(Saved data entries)

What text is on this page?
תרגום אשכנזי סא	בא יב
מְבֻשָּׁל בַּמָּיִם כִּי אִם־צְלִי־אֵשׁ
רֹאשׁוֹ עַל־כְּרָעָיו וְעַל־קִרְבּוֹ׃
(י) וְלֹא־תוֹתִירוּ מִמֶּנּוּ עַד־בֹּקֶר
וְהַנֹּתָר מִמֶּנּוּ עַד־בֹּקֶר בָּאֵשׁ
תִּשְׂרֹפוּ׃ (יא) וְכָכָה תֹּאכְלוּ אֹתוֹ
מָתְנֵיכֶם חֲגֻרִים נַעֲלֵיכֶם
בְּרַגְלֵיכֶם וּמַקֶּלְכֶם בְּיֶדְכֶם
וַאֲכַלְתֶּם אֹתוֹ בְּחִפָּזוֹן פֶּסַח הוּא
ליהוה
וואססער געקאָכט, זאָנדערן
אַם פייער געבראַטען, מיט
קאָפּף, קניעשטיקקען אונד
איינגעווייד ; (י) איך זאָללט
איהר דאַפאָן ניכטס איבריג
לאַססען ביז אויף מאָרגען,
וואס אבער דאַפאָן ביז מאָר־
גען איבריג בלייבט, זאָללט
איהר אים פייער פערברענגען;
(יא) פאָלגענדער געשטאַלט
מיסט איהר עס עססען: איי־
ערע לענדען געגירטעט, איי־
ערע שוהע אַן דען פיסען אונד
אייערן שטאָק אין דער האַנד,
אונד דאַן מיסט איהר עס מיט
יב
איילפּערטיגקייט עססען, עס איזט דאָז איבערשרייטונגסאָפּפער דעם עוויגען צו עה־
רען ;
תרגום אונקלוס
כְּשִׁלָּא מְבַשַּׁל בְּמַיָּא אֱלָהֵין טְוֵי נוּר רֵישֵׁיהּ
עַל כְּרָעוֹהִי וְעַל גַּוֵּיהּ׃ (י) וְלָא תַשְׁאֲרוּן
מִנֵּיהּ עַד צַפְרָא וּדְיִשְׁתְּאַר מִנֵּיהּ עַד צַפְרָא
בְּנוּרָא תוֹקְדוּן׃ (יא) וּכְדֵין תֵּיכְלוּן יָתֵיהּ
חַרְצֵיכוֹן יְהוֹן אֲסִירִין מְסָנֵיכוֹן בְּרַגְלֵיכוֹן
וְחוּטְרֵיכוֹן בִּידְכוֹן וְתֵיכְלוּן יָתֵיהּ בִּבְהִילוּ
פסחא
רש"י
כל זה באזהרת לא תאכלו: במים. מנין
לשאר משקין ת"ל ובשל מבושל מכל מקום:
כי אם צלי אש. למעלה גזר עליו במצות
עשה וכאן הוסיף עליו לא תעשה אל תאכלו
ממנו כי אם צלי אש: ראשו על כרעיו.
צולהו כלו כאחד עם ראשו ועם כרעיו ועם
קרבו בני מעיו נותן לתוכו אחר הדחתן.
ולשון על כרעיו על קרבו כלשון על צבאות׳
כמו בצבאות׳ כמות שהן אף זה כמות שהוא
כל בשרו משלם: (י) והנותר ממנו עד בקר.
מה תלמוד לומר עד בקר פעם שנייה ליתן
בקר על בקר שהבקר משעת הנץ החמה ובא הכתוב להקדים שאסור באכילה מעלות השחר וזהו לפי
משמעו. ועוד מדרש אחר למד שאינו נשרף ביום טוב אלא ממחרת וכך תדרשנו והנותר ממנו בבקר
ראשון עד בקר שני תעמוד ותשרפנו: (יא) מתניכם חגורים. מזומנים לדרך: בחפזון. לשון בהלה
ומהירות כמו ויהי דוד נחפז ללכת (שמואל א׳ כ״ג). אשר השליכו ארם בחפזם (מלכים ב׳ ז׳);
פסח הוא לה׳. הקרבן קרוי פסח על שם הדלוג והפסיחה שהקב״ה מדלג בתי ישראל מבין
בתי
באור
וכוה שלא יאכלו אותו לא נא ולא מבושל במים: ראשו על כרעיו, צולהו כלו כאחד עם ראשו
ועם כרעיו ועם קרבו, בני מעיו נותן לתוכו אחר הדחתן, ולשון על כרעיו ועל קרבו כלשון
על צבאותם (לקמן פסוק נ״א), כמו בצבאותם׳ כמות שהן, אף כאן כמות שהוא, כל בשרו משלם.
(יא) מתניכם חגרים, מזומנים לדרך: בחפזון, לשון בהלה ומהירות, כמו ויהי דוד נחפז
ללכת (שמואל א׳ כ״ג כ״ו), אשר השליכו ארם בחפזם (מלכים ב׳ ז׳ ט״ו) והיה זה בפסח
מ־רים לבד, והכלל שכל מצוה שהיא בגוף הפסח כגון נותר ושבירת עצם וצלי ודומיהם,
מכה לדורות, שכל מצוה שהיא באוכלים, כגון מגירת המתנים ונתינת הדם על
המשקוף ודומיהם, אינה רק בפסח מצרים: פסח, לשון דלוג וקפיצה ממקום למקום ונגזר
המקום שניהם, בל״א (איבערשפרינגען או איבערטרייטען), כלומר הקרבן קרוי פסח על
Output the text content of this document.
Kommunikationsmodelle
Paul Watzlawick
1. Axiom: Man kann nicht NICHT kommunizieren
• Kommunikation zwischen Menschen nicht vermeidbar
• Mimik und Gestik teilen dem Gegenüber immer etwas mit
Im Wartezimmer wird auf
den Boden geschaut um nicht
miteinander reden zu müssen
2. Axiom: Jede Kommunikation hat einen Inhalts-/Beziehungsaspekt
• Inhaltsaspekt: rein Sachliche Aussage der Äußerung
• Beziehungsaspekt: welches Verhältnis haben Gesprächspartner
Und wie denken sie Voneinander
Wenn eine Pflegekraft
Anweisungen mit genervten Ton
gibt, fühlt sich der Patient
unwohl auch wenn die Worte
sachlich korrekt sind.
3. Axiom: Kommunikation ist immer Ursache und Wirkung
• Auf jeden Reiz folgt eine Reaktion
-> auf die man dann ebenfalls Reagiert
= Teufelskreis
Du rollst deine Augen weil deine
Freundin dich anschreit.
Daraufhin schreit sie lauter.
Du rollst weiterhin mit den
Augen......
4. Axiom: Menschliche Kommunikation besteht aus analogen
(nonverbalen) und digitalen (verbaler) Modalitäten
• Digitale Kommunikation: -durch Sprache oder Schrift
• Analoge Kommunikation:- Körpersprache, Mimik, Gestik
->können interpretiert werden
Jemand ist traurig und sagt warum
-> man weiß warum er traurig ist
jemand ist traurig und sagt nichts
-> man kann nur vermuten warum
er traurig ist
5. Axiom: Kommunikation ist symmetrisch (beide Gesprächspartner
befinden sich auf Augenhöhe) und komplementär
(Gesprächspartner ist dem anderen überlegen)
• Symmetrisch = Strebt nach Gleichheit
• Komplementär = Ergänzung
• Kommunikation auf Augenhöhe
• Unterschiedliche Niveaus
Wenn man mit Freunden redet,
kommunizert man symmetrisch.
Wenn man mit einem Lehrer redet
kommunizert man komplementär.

AIM:
Set down every record above exactly as given.

RESULT:
What text is on this page?
תרגום אשכנזי סא	בא יב
מְבֻשָּׁל בַּמָּיִם כִּי אִם־צְלִי־אֵשׁ
רֹאשׁוֹ עַל־כְּרָעָיו וְעַל־קִרְבּוֹ׃
(י) וְלֹא־תוֹתִירוּ מִמֶּנּוּ עַד־בֹּקֶר
וְהַנֹּתָר מִמֶּנּוּ עַד־בֹּקֶר בָּאֵשׁ
תִּשְׂרֹפוּ׃ (יא) וְכָכָה תֹּאכְלוּ אֹתוֹ
מָתְנֵיכֶם חֲגֻרִים נַעֲלֵיכֶם
בְּרַגְלֵיכֶם וּמַקֶּלְכֶם בְּיֶדְכֶם
וַאֲכַלְתֶּם אֹתוֹ בְּחִפָּזוֹן פֶּסַח הוּא
ליהוה
וואססער געקאָכט, זאָנדערן
אַם פייער געבראַטען, מיט
קאָפּף, קניעשטיקקען אונד
איינגעווייד ; (י) איך זאָללט
איהר דאַפאָן ניכטס איבריג
לאַססען ביז אויף מאָרגען,
וואס אבער דאַפאָן ביז מאָר־
גען איבריג בלייבט, זאָללט
איהר אים פייער פערברענגען;
(יא) פאָלגענדער געשטאַלט
מיסט איהר עס עססען: איי־
ערע לענדען געגירטעט, איי־
ערע שוהע אַן דען פיסען אונד
אייערן שטאָק אין דער האַנד,
אונד דאַן מיסט איהר עס מיט
יב
איילפּערטיגקייט עססען, עס איזט דאָז איבערשרייטונגסאָפּפער דעם עוויגען צו עה־
רען ;
תרגום אונקלוס
כְּשִׁלָּא מְבַשַּׁל בְּמַיָּא אֱלָהֵין טְוֵי נוּר רֵישֵׁיהּ
עַל כְּרָעוֹהִי וְעַל גַּוֵּיהּ׃ (י) וְלָא תַשְׁאֲרוּן
מִנֵּיהּ עַד צַפְרָא וּדְיִשְׁתְּאַר מִנֵּיהּ עַד צַפְרָא
בְּנוּרָא תוֹקְדוּן׃ (יא) וּכְדֵין תֵּיכְלוּן יָתֵיהּ
חַרְצֵיכוֹן יְהוֹן אֲסִירִין מְסָנֵיכוֹן בְּרַגְלֵיכוֹן
וְחוּטְרֵיכוֹן בִּידְכוֹן וְתֵיכְלוּן יָתֵיהּ בִּבְהִילוּ
פסחא
רש"י
כל זה באזהרת לא תאכלו: במים. מנין
לשאר משקין ת"ל ובשל מבושל מכל מקום:
כי אם צלי אש. למעלה גזר עליו במצות
עשה וכאן הוסיף עליו לא תעשה אל תאכלו
ממנו כי אם צלי אש: ראשו על כרעיו.
צולהו כלו כאחד עם ראשו ועם כרעיו ועם
קרבו בני מעיו נותן לתוכו אחר הדחתן.
ולשון על כרעיו על קרבו כלשון על צבאות׳
כמו בצבאות׳ כמות שהן אף זה כמות שהוא
כל בשרו משלם: (י) והנותר ממנו עד בקר.
מה תלמוד לומר עד בקר פעם שנייה ליתן
בקר על בקר שהבקר משעת הנץ החמה ובא הכתוב להקדים שאסור באכילה מעלות השחר וזהו לפי
משמעו. ועוד מדרש אחר למד שאינו נשרף ביום טוב אלא ממחרת וכך תדרשנו והנותר ממנו בבקר
ראשון עד בקר שני תעמוד ותשרפנו: (יא) מתניכם חגורים. מזומנים לדרך: בחפזון. לשון בהלה
ומהירות כמו ויהי דוד נחפז ללכת (שמואל א׳ כ״ג). אשר השליכו ארם בחפזם (מלכים ב׳ ז׳);
פסח הוא לה׳. הקרבן קרוי פסח על שם הדלוג והפסיחה שהקב״ה מדלג בתי ישראל מבין
בתי
באור
וכוה שלא יאכלו אותו לא נא ולא מבושל במים: ראשו על כרעיו, צולהו כלו כאחד עם ראשו
ועם כרעיו ועם קרבו, בני מעיו נותן לתוכו אחר הדחתן, ולשון על כרעיו ועל קרבו כלשון
על צבאותם (לקמן פסוק נ״א), כמו בצבאותם׳ כמות שהן, אף כאן כמות שהוא, כל בשרו משלם.
(יא) מתניכם חגרים, מזומנים לדרך: בחפזון, לשון בהלה ומהירות, כמו ויהי דוד נחפז
ללכת (שמואל א׳ כ״ג כ״ו), אשר השליכו ארם בחפזם (מלכים ב׳ ז׳ ט״ו) והיה זה בפסח
מ־רים לבד, והכלל שכל מצוה שהיא בגוף הפסח כגון נותר ושבירת עצם וצלי ודומיהם,
מכה לדורות, שכל מצוה שהיא באוכלים, כגון מגירת המתנים ונתינת הדם על
המשקוף ודומיהם, אינה רק בפסח מצרים: פסח, לשון דלוג וקפיצה ממקום למקום ונגזר
המקום שניהם, בל״א (איבערשפרינגען או איבערטרייטען), כלומר הקרבן קרוי פסח על
Output the text content of this document.
Kommunikationsmodelle
Paul Watzlawick
1. Axiom: Man kann nicht NICHT kommunizieren
• Kommunikation zwischen Menschen nicht vermeidbar
• Mimik und Gestik teilen dem Gegenüber immer etwas mit
Im Wartezimmer wird auf
den Boden geschaut um nicht
miteinander reden zu müssen
2. Axiom: Jede Kommunikation hat einen Inhalts-/Beziehungsaspekt
• Inhaltsaspekt: rein Sachliche Aussage der Äußerung
• Beziehungsaspekt: welches Verhältnis haben Gesprächspartner
Und wie denken sie Voneinander
Wenn eine Pflegekraft
Anweisungen mit genervten Ton
gibt, fühlt sich der Patient
unwohl auch wenn die Worte
sachlich korrekt sind.
3. Axiom: Kommunikation ist immer Ursache und Wirkung
• Auf jeden Reiz folgt eine Reaktion
-> auf die man dann ebenfalls Reagiert
= Teufelskreis
Du rollst deine Augen weil deine
Freundin dich anschreit.
Daraufhin schreit sie lauter.
Du rollst weiterhin mit den
Augen......
4. Axiom: Menschliche Kommunikation besteht aus analogen
(nonverbalen) und digitalen (verbaler) Modalitäten
• Digitale Kommunikation: -durch Sprache oder Schrift
• Analoge Kommunikation:- Körpersprache, Mimik, Gestik
->können interpretiert werden
Jemand ist traurig und sagt warum
-> man weiß warum er traurig ist
jemand ist traurig und sagt nichts
-> man kann nur vermuten warum
er traurig ist
5. Axiom: Kommunikation ist symmetrisch (beide Gesprächspartner
befinden sich auf Augenhöhe) und komplementär
(Gesprächspartner ist dem anderen überlegen)
• Symmetrisch = Strebt nach Gleichheit
• Komplementär = Ergänzung
• Kommunikation auf Augenhöhe
• Unterschiedliche Niveaus
Wenn man mit Freunden redet,
kommunizert man symmetrisch.
Wenn man mit einem Lehrer redet
kommunizert man komplementär.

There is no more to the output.